Transcribe the whole listing without a single picture.

Extracted records
************

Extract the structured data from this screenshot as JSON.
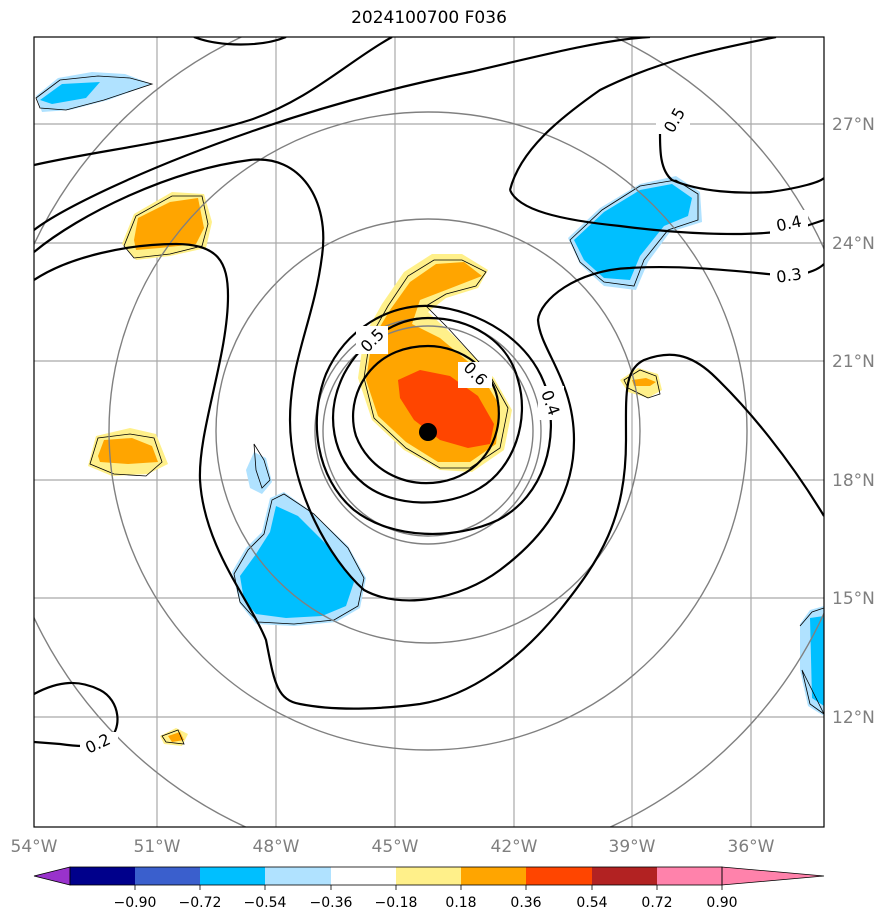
{
  "title": "2024100700 F036",
  "lon_labels": [
    "54°W",
    "51°W",
    "48°W",
    "45°W",
    "42°W",
    "39°W",
    "36°W"
  ],
  "lat_labels": [
    "27°N",
    "24°N",
    "21°N",
    "18°N",
    "15°N",
    "12°N"
  ],
  "colorbar": {
    "ticks": [
      "−0.90",
      "−0.72",
      "−0.54",
      "−0.36",
      "−0.18",
      "0.18",
      "0.36",
      "0.54",
      "0.72",
      "0.90"
    ],
    "colors": [
      "#9932cc",
      "#00008b",
      "#3a5fcd",
      "#00bfff",
      "#b0e2ff",
      "#ffffff",
      "#fff08a",
      "#ffa500",
      "#ff4500",
      "#b22222",
      "#ff82ab"
    ]
  },
  "contour_labels": [
    "0.5",
    "0.4",
    "0.3",
    "0.5",
    "0.6",
    "0.4",
    "0.2"
  ],
  "center_marker": "storm-center"
}
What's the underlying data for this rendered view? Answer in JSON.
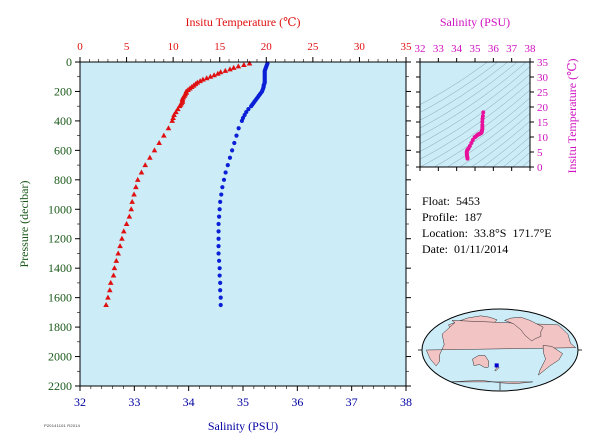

************

Answer for this exercise
Extract the structured data from this screenshot as JSON.
{
  "title": "2024100700 F036",
  "lon_labels": [
    "54°W",
    "51°W",
    "48°W",
    "45°W",
    "42°W",
    "39°W",
    "36°W"
  ],
  "lat_labels": [
    "27°N",
    "24°N",
    "21°N",
    "18°N",
    "15°N",
    "12°N"
  ],
  "colorbar": {
    "ticks": [
      "−0.90",
      "−0.72",
      "−0.54",
      "−0.36",
      "−0.18",
      "0.18",
      "0.36",
      "0.54",
      "0.72",
      "0.90"
    ],
    "colors": [
      "#9932cc",
      "#00008b",
      "#3a5fcd",
      "#00bfff",
      "#b0e2ff",
      "#ffffff",
      "#fff08a",
      "#ffa500",
      "#ff4500",
      "#b22222",
      "#ff82ab"
    ]
  },
  "contour_labels": [
    "0.5",
    "0.4",
    "0.3",
    "0.5",
    "0.6",
    "0.4",
    "0.2"
  ],
  "center_marker": "storm-center"
}
What's the underlying data for this rendered view? Answer in JSON.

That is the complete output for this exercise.